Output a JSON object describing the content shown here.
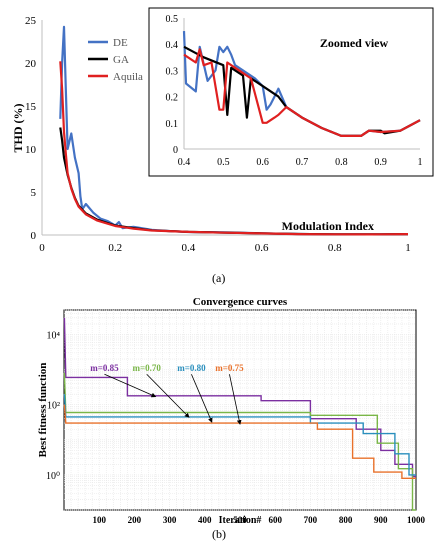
{
  "figure": {
    "panel_a_label": "(a)",
    "panel_b_label": "(b)"
  },
  "chart_data": [
    {
      "id": "thd",
      "type": "line",
      "ylabel": "THD (%)",
      "annotation": "Modulation Index",
      "xlim": [
        0,
        1
      ],
      "ylim": [
        0,
        25
      ],
      "xticks": [
        0,
        0.2,
        0.4,
        0.6,
        0.8,
        1
      ],
      "yticks": [
        0,
        5,
        10,
        15,
        20,
        25
      ],
      "grid": false,
      "legend": "top-left",
      "series": [
        {
          "name": "DE",
          "color": "#4472c4",
          "points": [
            [
              0.05,
              13.5
            ],
            [
              0.055,
              20
            ],
            [
              0.06,
              24.2
            ],
            [
              0.065,
              17
            ],
            [
              0.07,
              10
            ],
            [
              0.08,
              11.8
            ],
            [
              0.09,
              9
            ],
            [
              0.1,
              7.2
            ],
            [
              0.105,
              4.5
            ],
            [
              0.11,
              3
            ],
            [
              0.12,
              3.6
            ],
            [
              0.14,
              2.6
            ],
            [
              0.16,
              1.9
            ],
            [
              0.18,
              1.6
            ],
            [
              0.2,
              1.1
            ],
            [
              0.21,
              1.5
            ],
            [
              0.22,
              0.8
            ],
            [
              0.25,
              0.95
            ],
            [
              0.3,
              0.6
            ],
            [
              0.35,
              0.45
            ],
            [
              0.4,
              0.35
            ],
            [
              0.5,
              0.3
            ],
            [
              0.6,
              0.2
            ],
            [
              0.7,
              0.12
            ],
            [
              0.8,
              0.08
            ],
            [
              0.9,
              0.07
            ],
            [
              1.0,
              0.11
            ]
          ]
        },
        {
          "name": "GA",
          "color": "#000000",
          "points": [
            [
              0.05,
              12.5
            ],
            [
              0.055,
              11
            ],
            [
              0.06,
              9
            ],
            [
              0.07,
              7
            ],
            [
              0.08,
              5.5
            ],
            [
              0.09,
              4.3
            ],
            [
              0.1,
              3.4
            ],
            [
              0.12,
              2.5
            ],
            [
              0.15,
              1.8
            ],
            [
              0.2,
              1.1
            ],
            [
              0.25,
              0.8
            ],
            [
              0.3,
              0.55
            ],
            [
              0.4,
              0.36
            ],
            [
              0.5,
              0.28
            ],
            [
              0.6,
              0.2
            ],
            [
              0.7,
              0.12
            ],
            [
              0.8,
              0.08
            ],
            [
              0.9,
              0.07
            ],
            [
              1.0,
              0.11
            ]
          ]
        },
        {
          "name": "Aquila",
          "color": "#e02020",
          "points": [
            [
              0.05,
              20.2
            ],
            [
              0.055,
              17
            ],
            [
              0.06,
              12
            ],
            [
              0.065,
              9.5
            ],
            [
              0.07,
              7.2
            ],
            [
              0.08,
              5.4
            ],
            [
              0.09,
              4.2
            ],
            [
              0.1,
              3.3
            ],
            [
              0.12,
              2.4
            ],
            [
              0.15,
              1.7
            ],
            [
              0.2,
              1.05
            ],
            [
              0.25,
              0.75
            ],
            [
              0.3,
              0.52
            ],
            [
              0.4,
              0.36
            ],
            [
              0.5,
              0.27
            ],
            [
              0.6,
              0.19
            ],
            [
              0.7,
              0.11
            ],
            [
              0.8,
              0.08
            ],
            [
              0.9,
              0.07
            ],
            [
              1.0,
              0.11
            ]
          ]
        }
      ]
    },
    {
      "id": "zoom",
      "type": "line",
      "title": "Zoomed view",
      "xlim": [
        0.4,
        1
      ],
      "ylim": [
        0,
        0.5
      ],
      "xticks": [
        0.4,
        0.5,
        0.6,
        0.7,
        0.8,
        0.9,
        1
      ],
      "yticks": [
        0,
        0.1,
        0.2,
        0.3,
        0.4,
        0.5
      ],
      "grid": false,
      "series": [
        {
          "name": "DE",
          "color": "#4472c4",
          "points": [
            [
              0.4,
              0.45
            ],
            [
              0.405,
              0.25
            ],
            [
              0.43,
              0.22
            ],
            [
              0.44,
              0.39
            ],
            [
              0.46,
              0.26
            ],
            [
              0.48,
              0.3
            ],
            [
              0.49,
              0.39
            ],
            [
              0.5,
              0.37
            ],
            [
              0.51,
              0.39
            ],
            [
              0.52,
              0.36
            ],
            [
              0.53,
              0.32
            ],
            [
              0.55,
              0.3
            ],
            [
              0.58,
              0.27
            ],
            [
              0.6,
              0.24
            ],
            [
              0.61,
              0.15
            ],
            [
              0.62,
              0.17
            ],
            [
              0.63,
              0.2
            ],
            [
              0.64,
              0.23
            ],
            [
              0.66,
              0.16
            ],
            [
              0.7,
              0.12
            ],
            [
              0.75,
              0.08
            ],
            [
              0.8,
              0.05
            ],
            [
              0.85,
              0.05
            ],
            [
              0.87,
              0.07
            ],
            [
              0.9,
              0.065
            ],
            [
              0.95,
              0.07
            ],
            [
              1.0,
              0.11
            ]
          ]
        },
        {
          "name": "GA",
          "color": "#000000",
          "points": [
            [
              0.4,
              0.39
            ],
            [
              0.45,
              0.35
            ],
            [
              0.5,
              0.32
            ],
            [
              0.51,
              0.13
            ],
            [
              0.52,
              0.31
            ],
            [
              0.55,
              0.28
            ],
            [
              0.56,
              0.12
            ],
            [
              0.57,
              0.27
            ],
            [
              0.6,
              0.24
            ],
            [
              0.64,
              0.2
            ],
            [
              0.66,
              0.16
            ],
            [
              0.7,
              0.12
            ],
            [
              0.75,
              0.08
            ],
            [
              0.8,
              0.05
            ],
            [
              0.85,
              0.05
            ],
            [
              0.87,
              0.07
            ],
            [
              0.9,
              0.07
            ],
            [
              0.91,
              0.06
            ],
            [
              0.95,
              0.07
            ],
            [
              1.0,
              0.11
            ]
          ]
        },
        {
          "name": "Aquila",
          "color": "#e02020",
          "points": [
            [
              0.4,
              0.36
            ],
            [
              0.43,
              0.33
            ],
            [
              0.44,
              0.38
            ],
            [
              0.45,
              0.32
            ],
            [
              0.47,
              0.33
            ],
            [
              0.49,
              0.15
            ],
            [
              0.5,
              0.15
            ],
            [
              0.51,
              0.33
            ],
            [
              0.53,
              0.31
            ],
            [
              0.57,
              0.27
            ],
            [
              0.6,
              0.1
            ],
            [
              0.61,
              0.1
            ],
            [
              0.63,
              0.12
            ],
            [
              0.64,
              0.13
            ],
            [
              0.66,
              0.16
            ],
            [
              0.7,
              0.12
            ],
            [
              0.75,
              0.08
            ],
            [
              0.8,
              0.05
            ],
            [
              0.85,
              0.05
            ],
            [
              0.87,
              0.07
            ],
            [
              0.9,
              0.065
            ],
            [
              0.95,
              0.07
            ],
            [
              1.0,
              0.11
            ]
          ]
        }
      ]
    },
    {
      "id": "conv",
      "type": "line",
      "title": "Convergence curves",
      "xlabel": "Iteration#",
      "ylabel": "Best fitness function",
      "xlim": [
        0,
        1000
      ],
      "ylim": [
        0.1,
        50000
      ],
      "yscale": "log",
      "xticks": [
        100,
        200,
        300,
        400,
        500,
        600,
        700,
        800,
        900,
        1000
      ],
      "yticks": [
        1,
        100,
        10000
      ],
      "ytick_labels": [
        "10⁰",
        "10²",
        "10⁴"
      ],
      "grid": true,
      "series": [
        {
          "name": "m=0.85",
          "color": "#7b2fa0",
          "points": [
            [
              1,
              30000
            ],
            [
              5,
              600
            ],
            [
              180,
              600
            ],
            [
              180,
              180
            ],
            [
              560,
              180
            ],
            [
              560,
              130
            ],
            [
              700,
              130
            ],
            [
              700,
              40
            ],
            [
              830,
              40
            ],
            [
              830,
              20
            ],
            [
              900,
              20
            ],
            [
              900,
              5
            ],
            [
              940,
              5
            ],
            [
              940,
              2
            ],
            [
              990,
              2
            ],
            [
              990,
              0.9
            ],
            [
              1000,
              0.9
            ]
          ]
        },
        {
          "name": "m=0.70",
          "color": "#7ab648",
          "points": [
            [
              1,
              800
            ],
            [
              5,
              60
            ],
            [
              700,
              60
            ],
            [
              700,
              50
            ],
            [
              890,
              50
            ],
            [
              890,
              8
            ],
            [
              950,
              8
            ],
            [
              950,
              1.5
            ],
            [
              990,
              1.5
            ],
            [
              990,
              0.1
            ],
            [
              1000,
              0.1
            ]
          ]
        },
        {
          "name": "m=0.80",
          "color": "#2a8fbd",
          "points": [
            [
              1,
              200
            ],
            [
              5,
              45
            ],
            [
              700,
              45
            ],
            [
              700,
              30
            ],
            [
              850,
              30
            ],
            [
              850,
              15
            ],
            [
              940,
              15
            ],
            [
              940,
              4
            ],
            [
              980,
              4
            ],
            [
              980,
              1
            ],
            [
              1000,
              1
            ]
          ]
        },
        {
          "name": "m=0.75",
          "color": "#e8702a",
          "points": [
            [
              1,
              100
            ],
            [
              5,
              30
            ],
            [
              720,
              30
            ],
            [
              720,
              20
            ],
            [
              820,
              20
            ],
            [
              820,
              3
            ],
            [
              880,
              3
            ],
            [
              880,
              1.2
            ],
            [
              960,
              1.2
            ],
            [
              960,
              0.8
            ],
            [
              1000,
              0.8
            ]
          ]
        }
      ]
    }
  ]
}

....

The word "ylabel" may appear on some lines. Report how many lines hold it, giving the number alone.

2